What you will do
Restate word for word all of the lines below, with each image left out.

Given entries
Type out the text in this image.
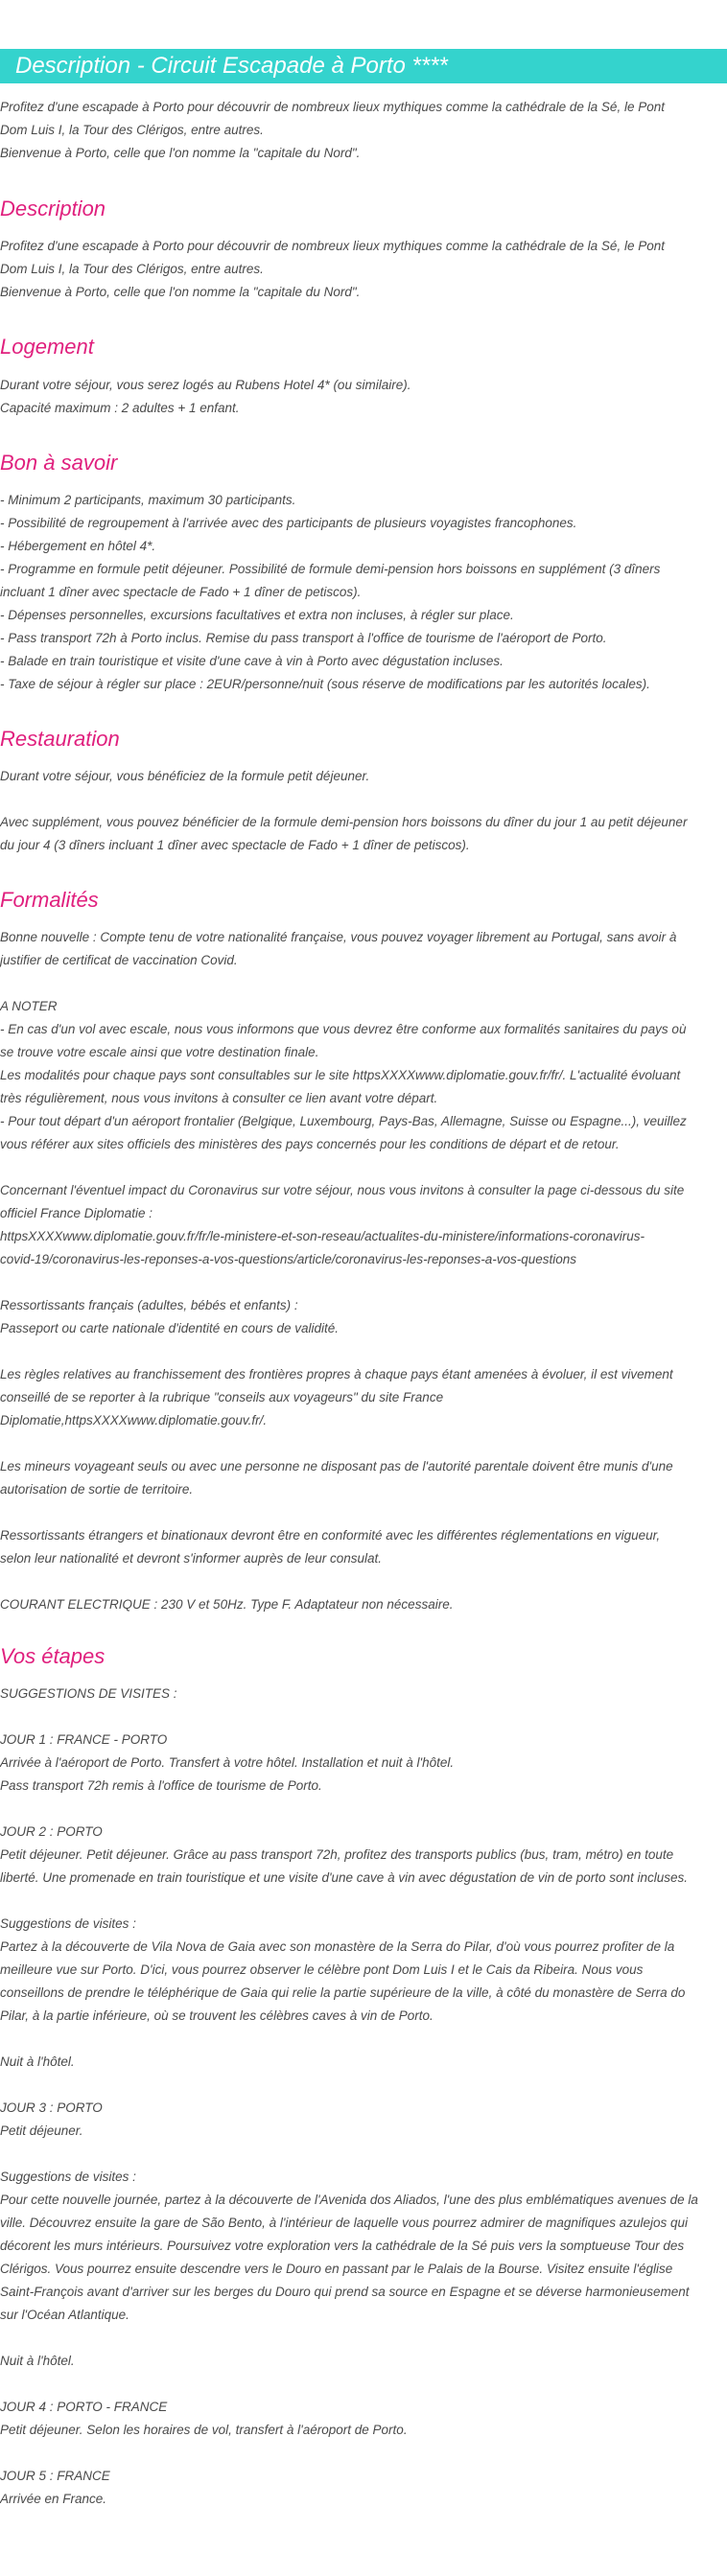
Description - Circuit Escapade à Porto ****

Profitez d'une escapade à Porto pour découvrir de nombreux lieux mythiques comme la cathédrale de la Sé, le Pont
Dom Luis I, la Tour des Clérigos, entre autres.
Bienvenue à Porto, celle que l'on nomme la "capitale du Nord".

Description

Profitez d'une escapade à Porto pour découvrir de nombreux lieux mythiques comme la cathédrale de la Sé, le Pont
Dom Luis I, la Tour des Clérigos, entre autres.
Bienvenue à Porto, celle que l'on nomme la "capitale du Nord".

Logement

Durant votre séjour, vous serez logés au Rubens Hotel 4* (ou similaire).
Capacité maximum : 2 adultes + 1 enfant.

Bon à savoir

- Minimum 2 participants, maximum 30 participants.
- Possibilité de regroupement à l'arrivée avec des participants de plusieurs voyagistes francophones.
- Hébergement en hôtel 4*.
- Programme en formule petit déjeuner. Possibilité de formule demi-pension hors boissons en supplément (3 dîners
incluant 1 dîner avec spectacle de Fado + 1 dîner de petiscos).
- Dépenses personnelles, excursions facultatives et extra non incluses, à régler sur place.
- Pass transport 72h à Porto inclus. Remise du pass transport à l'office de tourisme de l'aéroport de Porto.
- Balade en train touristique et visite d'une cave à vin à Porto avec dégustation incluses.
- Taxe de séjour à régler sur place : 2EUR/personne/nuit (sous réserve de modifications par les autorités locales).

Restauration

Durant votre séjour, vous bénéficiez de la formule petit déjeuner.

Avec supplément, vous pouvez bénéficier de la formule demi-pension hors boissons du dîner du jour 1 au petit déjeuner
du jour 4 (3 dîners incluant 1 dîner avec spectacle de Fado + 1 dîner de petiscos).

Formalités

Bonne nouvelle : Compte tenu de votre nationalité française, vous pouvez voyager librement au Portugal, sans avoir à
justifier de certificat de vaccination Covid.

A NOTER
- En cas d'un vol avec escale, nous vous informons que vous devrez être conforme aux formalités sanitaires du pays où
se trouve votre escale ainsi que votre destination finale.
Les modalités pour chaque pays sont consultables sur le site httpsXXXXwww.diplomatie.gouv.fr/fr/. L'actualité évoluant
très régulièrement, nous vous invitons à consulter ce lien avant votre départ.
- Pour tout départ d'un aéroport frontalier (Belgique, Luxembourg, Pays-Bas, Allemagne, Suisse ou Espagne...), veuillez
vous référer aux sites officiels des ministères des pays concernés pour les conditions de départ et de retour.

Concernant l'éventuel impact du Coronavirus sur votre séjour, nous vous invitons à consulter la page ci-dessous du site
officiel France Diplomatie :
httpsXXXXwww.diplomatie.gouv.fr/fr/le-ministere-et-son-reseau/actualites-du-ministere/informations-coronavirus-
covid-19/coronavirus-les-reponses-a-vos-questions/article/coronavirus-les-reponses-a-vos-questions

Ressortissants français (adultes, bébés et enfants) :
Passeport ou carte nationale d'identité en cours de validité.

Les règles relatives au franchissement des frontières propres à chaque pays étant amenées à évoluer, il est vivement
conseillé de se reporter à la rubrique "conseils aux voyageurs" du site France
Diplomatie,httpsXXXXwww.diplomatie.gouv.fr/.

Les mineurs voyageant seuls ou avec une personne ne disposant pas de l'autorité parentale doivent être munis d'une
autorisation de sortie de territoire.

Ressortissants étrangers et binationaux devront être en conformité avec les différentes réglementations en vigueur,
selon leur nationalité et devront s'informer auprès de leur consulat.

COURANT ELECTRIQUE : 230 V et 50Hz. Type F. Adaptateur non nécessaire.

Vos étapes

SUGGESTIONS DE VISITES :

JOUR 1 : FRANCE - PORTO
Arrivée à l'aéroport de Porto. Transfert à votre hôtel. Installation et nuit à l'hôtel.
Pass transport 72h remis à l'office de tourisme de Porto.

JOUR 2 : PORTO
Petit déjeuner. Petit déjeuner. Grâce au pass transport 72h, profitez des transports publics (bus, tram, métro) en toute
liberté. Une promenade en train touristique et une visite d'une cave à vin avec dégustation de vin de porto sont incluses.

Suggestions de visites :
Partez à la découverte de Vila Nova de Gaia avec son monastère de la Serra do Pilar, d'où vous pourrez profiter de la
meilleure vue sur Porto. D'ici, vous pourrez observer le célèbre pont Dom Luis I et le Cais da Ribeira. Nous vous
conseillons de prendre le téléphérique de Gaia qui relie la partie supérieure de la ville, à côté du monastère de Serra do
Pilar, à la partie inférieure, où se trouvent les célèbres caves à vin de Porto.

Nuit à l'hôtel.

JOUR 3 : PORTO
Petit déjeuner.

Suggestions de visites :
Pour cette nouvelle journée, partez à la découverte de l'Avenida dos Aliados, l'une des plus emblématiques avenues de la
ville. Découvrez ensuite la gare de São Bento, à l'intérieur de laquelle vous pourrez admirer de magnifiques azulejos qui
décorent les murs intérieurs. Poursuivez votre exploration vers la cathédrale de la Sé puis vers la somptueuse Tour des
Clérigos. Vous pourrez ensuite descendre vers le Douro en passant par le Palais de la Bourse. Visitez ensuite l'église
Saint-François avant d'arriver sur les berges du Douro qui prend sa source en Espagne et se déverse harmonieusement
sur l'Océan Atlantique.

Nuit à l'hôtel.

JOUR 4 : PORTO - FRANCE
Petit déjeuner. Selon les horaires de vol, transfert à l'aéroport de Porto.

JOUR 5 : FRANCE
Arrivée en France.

Exercise result
Type out the text in this image.
Description - Circuit Escapade à Porto ****

Profitez d'une escapade à Porto pour découvrir de nombreux lieux mythiques comme la cathédrale de la Sé, le Pont
Dom Luis I, la Tour des Clérigos, entre autres.
Bienvenue à Porto, celle que l'on nomme la "capitale du Nord".

Description

Profitez d'une escapade à Porto pour découvrir de nombreux lieux mythiques comme la cathédrale de la Sé, le Pont
Dom Luis I, la Tour des Clérigos, entre autres.
Bienvenue à Porto, celle que l'on nomme la "capitale du Nord".

Logement

Durant votre séjour, vous serez logés au Rubens Hotel 4* (ou similaire).
Capacité maximum : 2 adultes + 1 enfant.

Bon à savoir

- Minimum 2 participants, maximum 30 participants.
- Possibilité de regroupement à l'arrivée avec des participants de plusieurs voyagistes francophones.
- Hébergement en hôtel 4*.
- Programme en formule petit déjeuner. Possibilité de formule demi-pension hors boissons en supplément (3 dîners
incluant 1 dîner avec spectacle de Fado + 1 dîner de petiscos).
- Dépenses personnelles, excursions facultatives et extra non incluses, à régler sur place.
- Pass transport 72h à Porto inclus. Remise du pass transport à l'office de tourisme de l'aéroport de Porto.
- Balade en train touristique et visite d'une cave à vin à Porto avec dégustation incluses.
- Taxe de séjour à régler sur place : 2EUR/personne/nuit (sous réserve de modifications par les autorités locales).

Restauration

Durant votre séjour, vous bénéficiez de la formule petit déjeuner.

Avec supplément, vous pouvez bénéficier de la formule demi-pension hors boissons du dîner du jour 1 au petit déjeuner
du jour 4 (3 dîners incluant 1 dîner avec spectacle de Fado + 1 dîner de petiscos).

Formalités

Bonne nouvelle : Compte tenu de votre nationalité française, vous pouvez voyager librement au Portugal, sans avoir à
justifier de certificat de vaccination Covid.

A NOTER
- En cas d'un vol avec escale, nous vous informons que vous devrez être conforme aux formalités sanitaires du pays où
se trouve votre escale ainsi que votre destination finale.
Les modalités pour chaque pays sont consultables sur le site httpsXXXXwww.diplomatie.gouv.fr/fr/. L'actualité évoluant
très régulièrement, nous vous invitons à consulter ce lien avant votre départ.
- Pour tout départ d'un aéroport frontalier (Belgique, Luxembourg, Pays-Bas, Allemagne, Suisse ou Espagne...), veuillez
vous référer aux sites officiels des ministères des pays concernés pour les conditions de départ et de retour.

Concernant l'éventuel impact du Coronavirus sur votre séjour, nous vous invitons à consulter la page ci-dessous du site
officiel France Diplomatie :
httpsXXXXwww.diplomatie.gouv.fr/fr/le-ministere-et-son-reseau/actualites-du-ministere/informations-coronavirus-
covid-19/coronavirus-les-reponses-a-vos-questions/article/coronavirus-les-reponses-a-vos-questions

Ressortissants français (adultes, bébés et enfants) :
Passeport ou carte nationale d'identité en cours de validité.

Les règles relatives au franchissement des frontières propres à chaque pays étant amenées à évoluer, il est vivement
conseillé de se reporter à la rubrique "conseils aux voyageurs" du site France
Diplomatie,httpsXXXXwww.diplomatie.gouv.fr/.

Les mineurs voyageant seuls ou avec une personne ne disposant pas de l'autorité parentale doivent être munis d'une
autorisation de sortie de territoire.

Ressortissants étrangers et binationaux devront être en conformité avec les différentes réglementations en vigueur,
selon leur nationalité et devront s'informer auprès de leur consulat.

COURANT ELECTRIQUE : 230 V et 50Hz. Type F. Adaptateur non nécessaire.

Vos étapes

SUGGESTIONS DE VISITES :

JOUR 1 : FRANCE - PORTO
Arrivée à l'aéroport de Porto. Transfert à votre hôtel. Installation et nuit à l'hôtel.
Pass transport 72h remis à l'office de tourisme de Porto.

JOUR 2 : PORTO
Petit déjeuner. Petit déjeuner. Grâce au pass transport 72h, profitez des transports publics (bus, tram, métro) en toute
liberté. Une promenade en train touristique et une visite d'une cave à vin avec dégustation de vin de porto sont incluses.

Suggestions de visites :
Partez à la découverte de Vila Nova de Gaia avec son monastère de la Serra do Pilar, d'où vous pourrez profiter de la
meilleure vue sur Porto. D'ici, vous pourrez observer le célèbre pont Dom Luis I et le Cais da Ribeira. Nous vous
conseillons de prendre le téléphérique de Gaia qui relie la partie supérieure de la ville, à côté du monastère de Serra do
Pilar, à la partie inférieure, où se trouvent les célèbres caves à vin de Porto.

Nuit à l'hôtel.

JOUR 3 : PORTO
Petit déjeuner.

Suggestions de visites :
Pour cette nouvelle journée, partez à la découverte de l'Avenida dos Aliados, l'une des plus emblématiques avenues de la
ville. Découvrez ensuite la gare de São Bento, à l'intérieur de laquelle vous pourrez admirer de magnifiques azulejos qui
décorent les murs intérieurs. Poursuivez votre exploration vers la cathédrale de la Sé puis vers la somptueuse Tour des
Clérigos. Vous pourrez ensuite descendre vers le Douro en passant par le Palais de la Bourse. Visitez ensuite l'église
Saint-François avant d'arriver sur les berges du Douro qui prend sa source en Espagne et se déverse harmonieusement
sur l'Océan Atlantique.

Nuit à l'hôtel.

JOUR 4 : PORTO - FRANCE
Petit déjeuner. Selon les horaires de vol, transfert à l'aéroport de Porto.

JOUR 5 : FRANCE
Arrivée en France.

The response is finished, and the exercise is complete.